— PROBLEM TO SOLVE —
Pull out each line of the records holding the string "cách".

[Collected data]
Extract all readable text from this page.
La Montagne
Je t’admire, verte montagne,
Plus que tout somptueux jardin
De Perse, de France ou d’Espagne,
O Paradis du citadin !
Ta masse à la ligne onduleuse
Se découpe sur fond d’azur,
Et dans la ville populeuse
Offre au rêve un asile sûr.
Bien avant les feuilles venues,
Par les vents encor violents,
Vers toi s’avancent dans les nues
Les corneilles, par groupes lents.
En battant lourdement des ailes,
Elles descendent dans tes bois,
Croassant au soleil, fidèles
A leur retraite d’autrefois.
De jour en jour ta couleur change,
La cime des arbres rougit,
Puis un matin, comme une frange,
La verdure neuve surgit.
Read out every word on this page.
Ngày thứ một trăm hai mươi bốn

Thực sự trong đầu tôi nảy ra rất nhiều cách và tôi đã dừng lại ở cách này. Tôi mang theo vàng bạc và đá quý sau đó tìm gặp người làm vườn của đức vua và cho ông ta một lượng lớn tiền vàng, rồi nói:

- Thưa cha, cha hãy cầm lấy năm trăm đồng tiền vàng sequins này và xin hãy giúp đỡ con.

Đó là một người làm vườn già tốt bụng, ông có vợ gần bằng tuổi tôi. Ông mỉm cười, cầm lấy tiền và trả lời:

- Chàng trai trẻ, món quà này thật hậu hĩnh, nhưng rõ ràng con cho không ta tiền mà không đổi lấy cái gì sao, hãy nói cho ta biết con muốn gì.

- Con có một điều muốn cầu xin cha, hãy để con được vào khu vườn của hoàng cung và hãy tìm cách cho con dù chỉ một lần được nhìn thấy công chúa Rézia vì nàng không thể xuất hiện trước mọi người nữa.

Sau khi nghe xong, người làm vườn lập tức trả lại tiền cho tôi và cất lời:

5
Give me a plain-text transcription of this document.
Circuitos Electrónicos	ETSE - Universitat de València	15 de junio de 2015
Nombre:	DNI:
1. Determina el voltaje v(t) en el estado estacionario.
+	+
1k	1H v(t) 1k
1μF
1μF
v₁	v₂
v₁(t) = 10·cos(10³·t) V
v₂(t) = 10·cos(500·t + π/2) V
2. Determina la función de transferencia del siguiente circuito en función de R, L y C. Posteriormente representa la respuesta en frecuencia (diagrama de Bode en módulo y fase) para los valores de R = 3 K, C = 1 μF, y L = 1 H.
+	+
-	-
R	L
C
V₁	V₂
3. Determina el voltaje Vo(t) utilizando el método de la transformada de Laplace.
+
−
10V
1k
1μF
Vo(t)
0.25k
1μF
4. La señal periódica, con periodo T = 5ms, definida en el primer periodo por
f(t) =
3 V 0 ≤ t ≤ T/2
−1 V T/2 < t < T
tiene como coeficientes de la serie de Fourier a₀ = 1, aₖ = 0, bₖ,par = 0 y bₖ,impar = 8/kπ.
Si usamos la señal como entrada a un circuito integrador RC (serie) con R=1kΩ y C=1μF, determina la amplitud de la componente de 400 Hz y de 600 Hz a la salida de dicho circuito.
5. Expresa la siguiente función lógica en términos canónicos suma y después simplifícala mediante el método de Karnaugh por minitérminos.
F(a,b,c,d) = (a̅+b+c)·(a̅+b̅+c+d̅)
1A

— EXERCISE RESPONSE —
Thực sự trong đầu tôi nảy ra rất nhiều cách và tôi đã dừng lại ở cách này. Tôi mang theo vàng bạc và đá quý sau đó tìm gặp người làm vườn của đức vua và cho ông ta một lượng lớn tiền vàng, rồi nói:
- Con có một điều muốn cầu xin cha, hãy để con được vào khu vườn của hoàng cung và hãy tìm cách cho con dù chỉ một lần được nhìn thấy công chúa Rézia vì nàng không thể xuất hiện trước mọi người nữa.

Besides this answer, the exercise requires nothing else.